WHAT IS NEEDED: Where a line contains the word "Vulputate", copy that line in full.
** BEGIN DATASET RECORDS **
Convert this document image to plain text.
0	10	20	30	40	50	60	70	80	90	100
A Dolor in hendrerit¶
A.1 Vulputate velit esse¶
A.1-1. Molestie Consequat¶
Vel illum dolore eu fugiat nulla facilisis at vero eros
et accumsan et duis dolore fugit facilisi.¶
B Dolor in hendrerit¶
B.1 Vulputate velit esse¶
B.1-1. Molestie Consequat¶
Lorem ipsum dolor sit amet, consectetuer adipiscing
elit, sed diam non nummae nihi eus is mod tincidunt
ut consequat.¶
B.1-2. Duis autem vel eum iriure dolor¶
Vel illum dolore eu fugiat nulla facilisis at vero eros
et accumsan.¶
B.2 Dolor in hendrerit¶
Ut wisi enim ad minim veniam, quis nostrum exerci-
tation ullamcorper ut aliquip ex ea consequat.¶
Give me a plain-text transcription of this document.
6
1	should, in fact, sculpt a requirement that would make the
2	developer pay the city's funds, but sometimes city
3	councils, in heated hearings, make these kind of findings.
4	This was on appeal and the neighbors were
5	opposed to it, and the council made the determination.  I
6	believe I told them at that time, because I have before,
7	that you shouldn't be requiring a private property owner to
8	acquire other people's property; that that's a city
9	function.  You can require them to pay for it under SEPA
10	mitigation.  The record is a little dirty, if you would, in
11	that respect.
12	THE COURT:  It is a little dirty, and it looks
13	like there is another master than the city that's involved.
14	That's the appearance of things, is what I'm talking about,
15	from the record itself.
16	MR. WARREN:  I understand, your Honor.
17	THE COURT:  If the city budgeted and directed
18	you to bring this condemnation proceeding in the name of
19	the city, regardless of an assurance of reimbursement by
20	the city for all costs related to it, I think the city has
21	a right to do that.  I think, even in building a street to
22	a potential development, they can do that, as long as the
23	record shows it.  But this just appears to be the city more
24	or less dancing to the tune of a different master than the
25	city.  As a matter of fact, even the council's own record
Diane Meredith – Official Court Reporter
** END DATASET RECORDS **
TASK ANSWER:
A.1 Vulputate velit esse¶
B.1 Vulputate velit esse¶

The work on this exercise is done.